-- start of DATA EXCERPTS --

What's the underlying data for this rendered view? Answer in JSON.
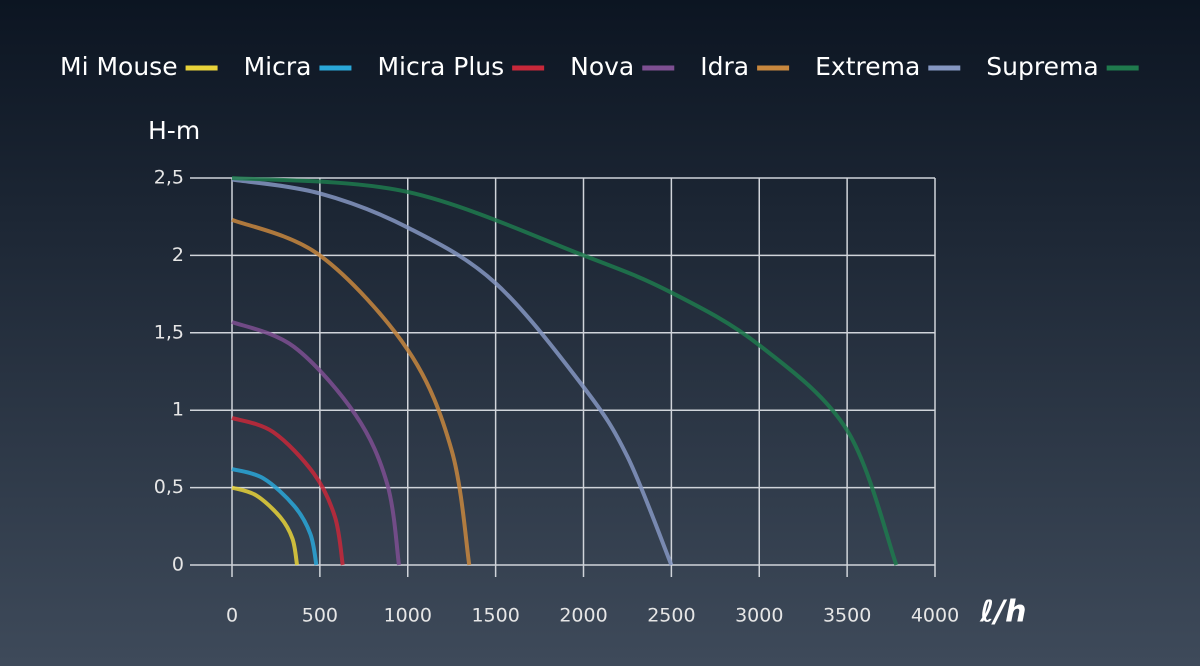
{
  "chart_data": {
    "type": "line",
    "xlabel": "ℓ/h",
    "ylabel": "H-m",
    "xlim": [
      0,
      4000
    ],
    "ylim": [
      0,
      2.5
    ],
    "xticks": [
      0,
      500,
      1000,
      1500,
      2000,
      2500,
      3000,
      3500,
      4000
    ],
    "yticks": [
      0,
      {
        "value": 0.5,
        "label": "0,5"
      },
      1,
      {
        "value": 1.5,
        "label": "1,5"
      },
      2,
      {
        "value": 2.5,
        "label": "2,5"
      }
    ],
    "grid": true,
    "series": [
      {
        "name": "Mi Mouse",
        "color": "#e8d23a",
        "x": [
          0,
          137,
          274,
          344,
          370
        ],
        "values": [
          0.5,
          0.45,
          0.31,
          0.17,
          0
        ]
      },
      {
        "name": "Micra",
        "color": "#2aa7d8",
        "x": [
          0,
          178,
          355,
          446,
          480
        ],
        "values": [
          0.62,
          0.56,
          0.38,
          0.2,
          0
        ]
      },
      {
        "name": "Micra Plus",
        "color": "#c8283a",
        "x": [
          0,
          233,
          466,
          586,
          630
        ],
        "values": [
          0.95,
          0.86,
          0.59,
          0.31,
          0
        ]
      },
      {
        "name": "Nova",
        "color": "#7e4f92",
        "x": [
          0,
          352,
          703,
          884,
          950
        ],
        "values": [
          1.57,
          1.41,
          0.97,
          0.52,
          0
        ]
      },
      {
        "name": "Idra",
        "color": "#c8873e",
        "x": [
          0,
          500,
          1000,
          1250,
          1350
        ],
        "values": [
          2.23,
          2.0,
          1.39,
          0.74,
          0
        ]
      },
      {
        "name": "Extrema",
        "color": "#8597c2",
        "x": [
          0,
          500,
          1000,
          1500,
          2000,
          2250,
          2500
        ],
        "values": [
          2.49,
          2.4,
          2.18,
          1.82,
          1.15,
          0.7,
          0
        ]
      },
      {
        "name": "Suprema",
        "color": "#1f7a4d",
        "x": [
          0,
          1000,
          2000,
          2500,
          3000,
          3500,
          3780
        ],
        "values": [
          2.5,
          2.41,
          2.0,
          1.76,
          1.42,
          0.87,
          0
        ]
      }
    ]
  }
}
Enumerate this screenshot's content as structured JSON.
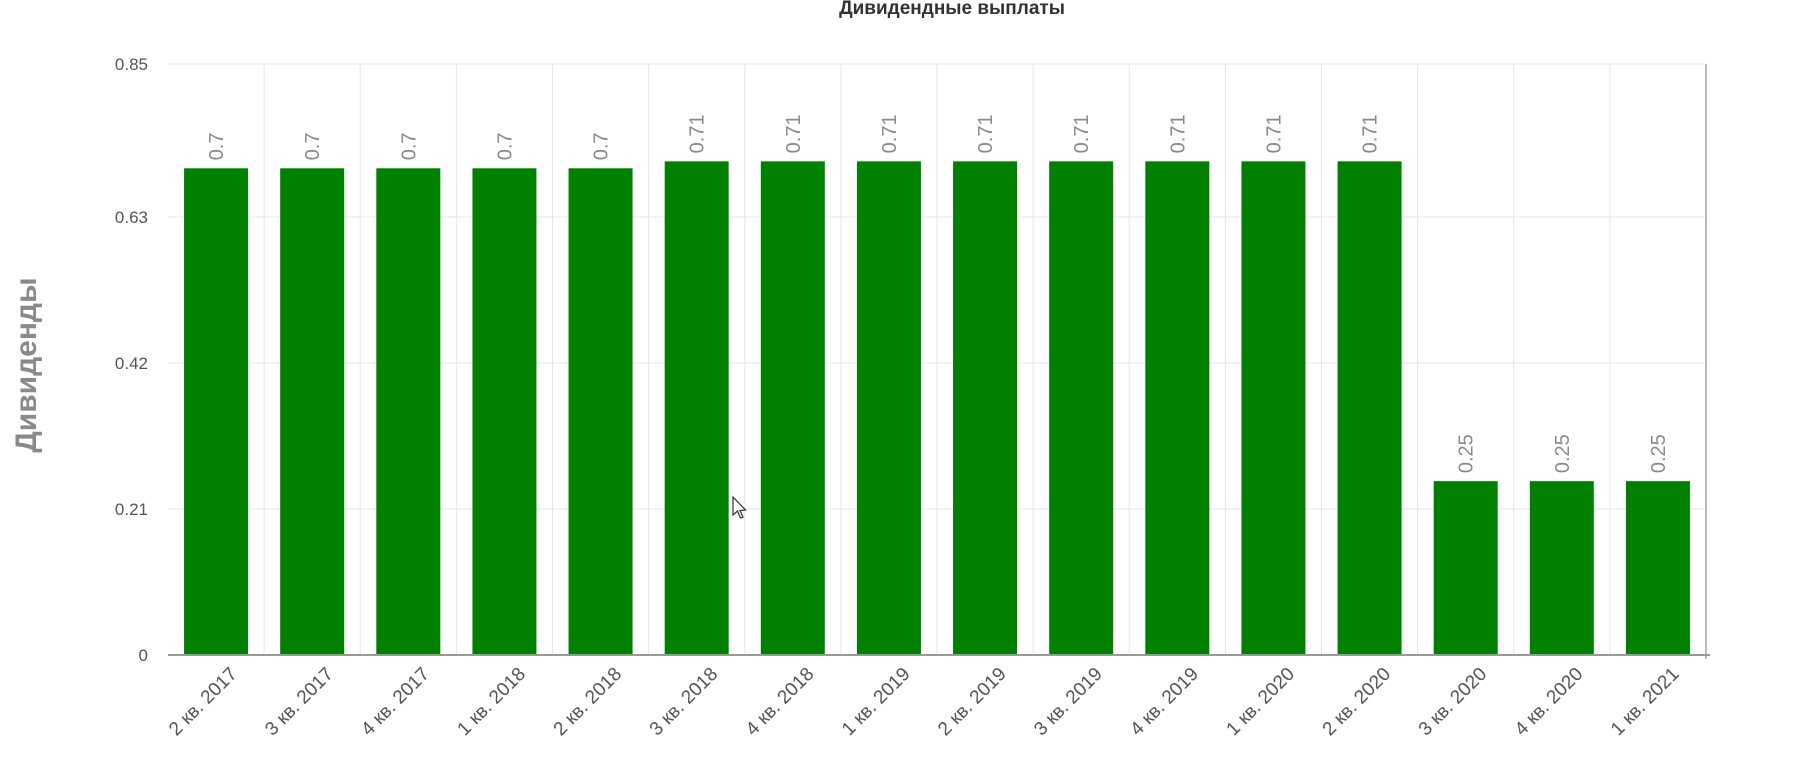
{
  "chart_data": {
    "type": "bar",
    "title": "Дивидендные выплаты",
    "xlabel": "",
    "ylabel": "Дивиденды",
    "ylim": [
      0,
      0.85
    ],
    "y_ticks": [
      "0",
      "0.21",
      "0.42",
      "0.63",
      "0.85"
    ],
    "grid": true,
    "categories": [
      "2 кв. 2017",
      "3 кв. 2017",
      "4 кв. 2017",
      "1 кв. 2018",
      "2 кв. 2018",
      "3 кв. 2018",
      "4 кв. 2018",
      "1 кв. 2019",
      "2 кв. 2019",
      "3 кв. 2019",
      "4 кв. 2019",
      "1 кв. 2020",
      "2 кв. 2020",
      "3 кв. 2020",
      "4 кв. 2020",
      "1 кв. 2021"
    ],
    "values": [
      0.7,
      0.7,
      0.7,
      0.7,
      0.7,
      0.71,
      0.71,
      0.71,
      0.71,
      0.71,
      0.71,
      0.71,
      0.71,
      0.25,
      0.25,
      0.25
    ],
    "data_labels": [
      "0.7",
      "0.7",
      "0.7",
      "0.7",
      "0.7",
      "0.71",
      "0.71",
      "0.71",
      "0.71",
      "0.71",
      "0.71",
      "0.71",
      "0.71",
      "0.25",
      "0.25",
      "0.25"
    ],
    "bar_color": "#008000"
  }
}
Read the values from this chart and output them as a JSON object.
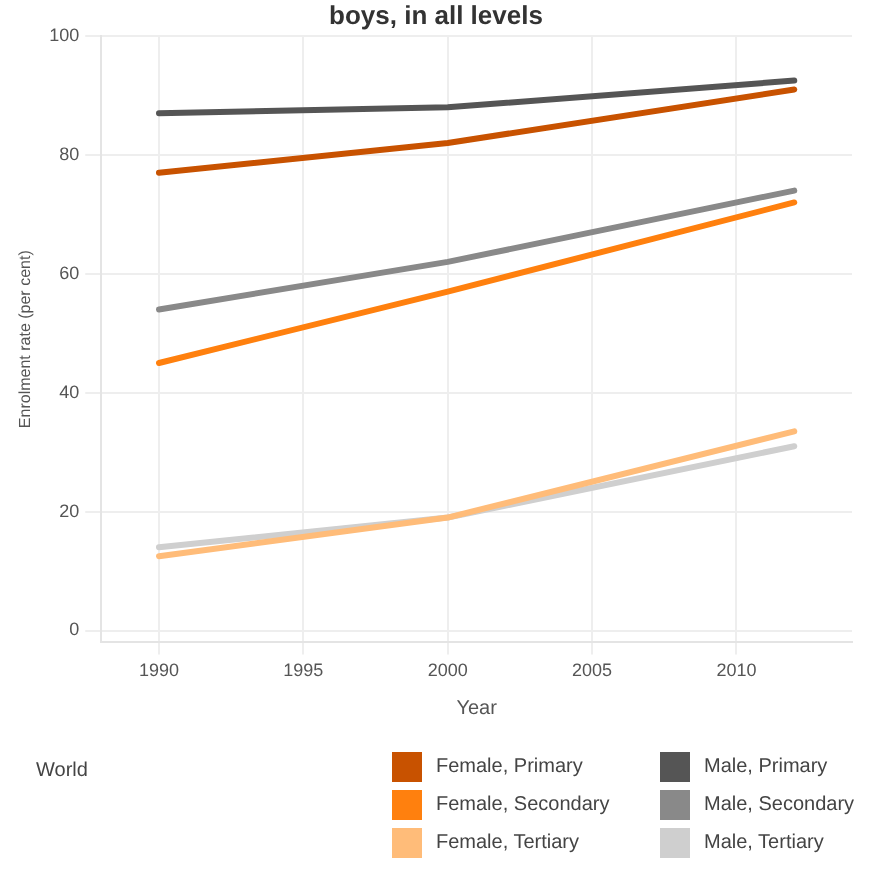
{
  "chart_data": {
    "type": "line",
    "title": "boys, in all levels",
    "xlabel": "Year",
    "ylabel": "Enrolment rate (per cent)",
    "legend_title": "World",
    "x": [
      1990,
      2000,
      2012
    ],
    "xlim": [
      1988,
      2014
    ],
    "xticks": [
      1990,
      1995,
      2000,
      2005,
      2010
    ],
    "ylim": [
      -2,
      100
    ],
    "yticks": [
      0,
      20,
      40,
      60,
      80,
      100
    ],
    "grid": true,
    "legend": "bottom",
    "marker": "none",
    "line_style": "solid",
    "series": [
      {
        "name": "Female, Primary",
        "color": "#c85200",
        "values": [
          77,
          82,
          91
        ]
      },
      {
        "name": "Male, Primary",
        "color": "#555555",
        "values": [
          87,
          88,
          92.5
        ]
      },
      {
        "name": "Female, Secondary",
        "color": "#ff800e",
        "values": [
          45,
          57,
          72
        ]
      },
      {
        "name": "Male, Secondary",
        "color": "#898989",
        "values": [
          54,
          62,
          74
        ]
      },
      {
        "name": "Female, Tertiary",
        "color": "#ffbc79",
        "values": [
          12.5,
          19,
          33.5
        ]
      },
      {
        "name": "Male, Tertiary",
        "color": "#cfcfcf",
        "values": [
          14,
          19,
          31
        ]
      }
    ]
  }
}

-- end of DATA EXCERPTS --

TASK STATEMENT:
Copy the entries above faithfully and omit every image.

FULL OUTPUT:
What's the underlying data for this rendered view? Answer in JSON.
{
  "chart_data": {
    "type": "line",
    "xlabel": "ℓ/h",
    "ylabel": "H-m",
    "xlim": [
      0,
      4000
    ],
    "ylim": [
      0,
      2.5
    ],
    "xticks": [
      0,
      500,
      1000,
      1500,
      2000,
      2500,
      3000,
      3500,
      4000
    ],
    "yticks": [
      0,
      {
        "value": 0.5,
        "label": "0,5"
      },
      1,
      {
        "value": 1.5,
        "label": "1,5"
      },
      2,
      {
        "value": 2.5,
        "label": "2,5"
      }
    ],
    "grid": true,
    "series": [
      {
        "name": "Mi Mouse",
        "color": "#e8d23a",
        "x": [
          0,
          137,
          274,
          344,
          370
        ],
        "values": [
          0.5,
          0.45,
          0.31,
          0.17,
          0
        ]
      },
      {
        "name": "Micra",
        "color": "#2aa7d8",
        "x": [
          0,
          178,
          355,
          446,
          480
        ],
        "values": [
          0.62,
          0.56,
          0.38,
          0.2,
          0
        ]
      },
      {
        "name": "Micra Plus",
        "color": "#c8283a",
        "x": [
          0,
          233,
          466,
          586,
          630
        ],
        "values": [
          0.95,
          0.86,
          0.59,
          0.31,
          0
        ]
      },
      {
        "name": "Nova",
        "color": "#7e4f92",
        "x": [
          0,
          352,
          703,
          884,
          950
        ],
        "values": [
          1.57,
          1.41,
          0.97,
          0.52,
          0
        ]
      },
      {
        "name": "Idra",
        "color": "#c8873e",
        "x": [
          0,
          500,
          1000,
          1250,
          1350
        ],
        "values": [
          2.23,
          2.0,
          1.39,
          0.74,
          0
        ]
      },
      {
        "name": "Extrema",
        "color": "#8597c2",
        "x": [
          0,
          500,
          1000,
          1500,
          2000,
          2250,
          2500
        ],
        "values": [
          2.49,
          2.4,
          2.18,
          1.82,
          1.15,
          0.7,
          0
        ]
      },
      {
        "name": "Suprema",
        "color": "#1f7a4d",
        "x": [
          0,
          1000,
          2000,
          2500,
          3000,
          3500,
          3780
        ],
        "values": [
          2.5,
          2.41,
          2.0,
          1.76,
          1.42,
          0.87,
          0
        ]
      }
    ]
  }
}
Enumerate this screenshot's content as structured JSON.
{
  "chart_data": {
    "type": "bar",
    "title": "Дивидендные выплаты",
    "xlabel": "",
    "ylabel": "Дивиденды",
    "ylim": [
      0,
      0.85
    ],
    "y_ticks": [
      "0",
      "0.21",
      "0.42",
      "0.63",
      "0.85"
    ],
    "grid": true,
    "categories": [
      "2 кв. 2017",
      "3 кв. 2017",
      "4 кв. 2017",
      "1 кв. 2018",
      "2 кв. 2018",
      "3 кв. 2018",
      "4 кв. 2018",
      "1 кв. 2019",
      "2 кв. 2019",
      "3 кв. 2019",
      "4 кв. 2019",
      "1 кв. 2020",
      "2 кв. 2020",
      "3 кв. 2020",
      "4 кв. 2020",
      "1 кв. 2021"
    ],
    "values": [
      0.7,
      0.7,
      0.7,
      0.7,
      0.7,
      0.71,
      0.71,
      0.71,
      0.71,
      0.71,
      0.71,
      0.71,
      0.71,
      0.25,
      0.25,
      0.25
    ],
    "data_labels": [
      "0.7",
      "0.7",
      "0.7",
      "0.7",
      "0.7",
      "0.71",
      "0.71",
      "0.71",
      "0.71",
      "0.71",
      "0.71",
      "0.71",
      "0.71",
      "0.25",
      "0.25",
      "0.25"
    ],
    "bar_color": "#008000"
  }
}
Read the values from this chart and output them as a JSON object.
{
  "chart_data": {
    "type": "line",
    "title": "boys, in all levels",
    "xlabel": "Year",
    "ylabel": "Enrolment rate (per cent)",
    "legend_title": "World",
    "x": [
      1990,
      2000,
      2012
    ],
    "xlim": [
      1988,
      2014
    ],
    "xticks": [
      1990,
      1995,
      2000,
      2005,
      2010
    ],
    "ylim": [
      -2,
      100
    ],
    "yticks": [
      0,
      20,
      40,
      60,
      80,
      100
    ],
    "grid": true,
    "legend": "bottom",
    "marker": "none",
    "line_style": "solid",
    "series": [
      {
        "name": "Female, Primary",
        "color": "#c85200",
        "values": [
          77,
          82,
          91
        ]
      },
      {
        "name": "Male, Primary",
        "color": "#555555",
        "values": [
          87,
          88,
          92.5
        ]
      },
      {
        "name": "Female, Secondary",
        "color": "#ff800e",
        "values": [
          45,
          57,
          72
        ]
      },
      {
        "name": "Male, Secondary",
        "color": "#898989",
        "values": [
          54,
          62,
          74
        ]
      },
      {
        "name": "Female, Tertiary",
        "color": "#ffbc79",
        "values": [
          12.5,
          19,
          33.5
        ]
      },
      {
        "name": "Male, Tertiary",
        "color": "#cfcfcf",
        "values": [
          14,
          19,
          31
        ]
      }
    ]
  }
}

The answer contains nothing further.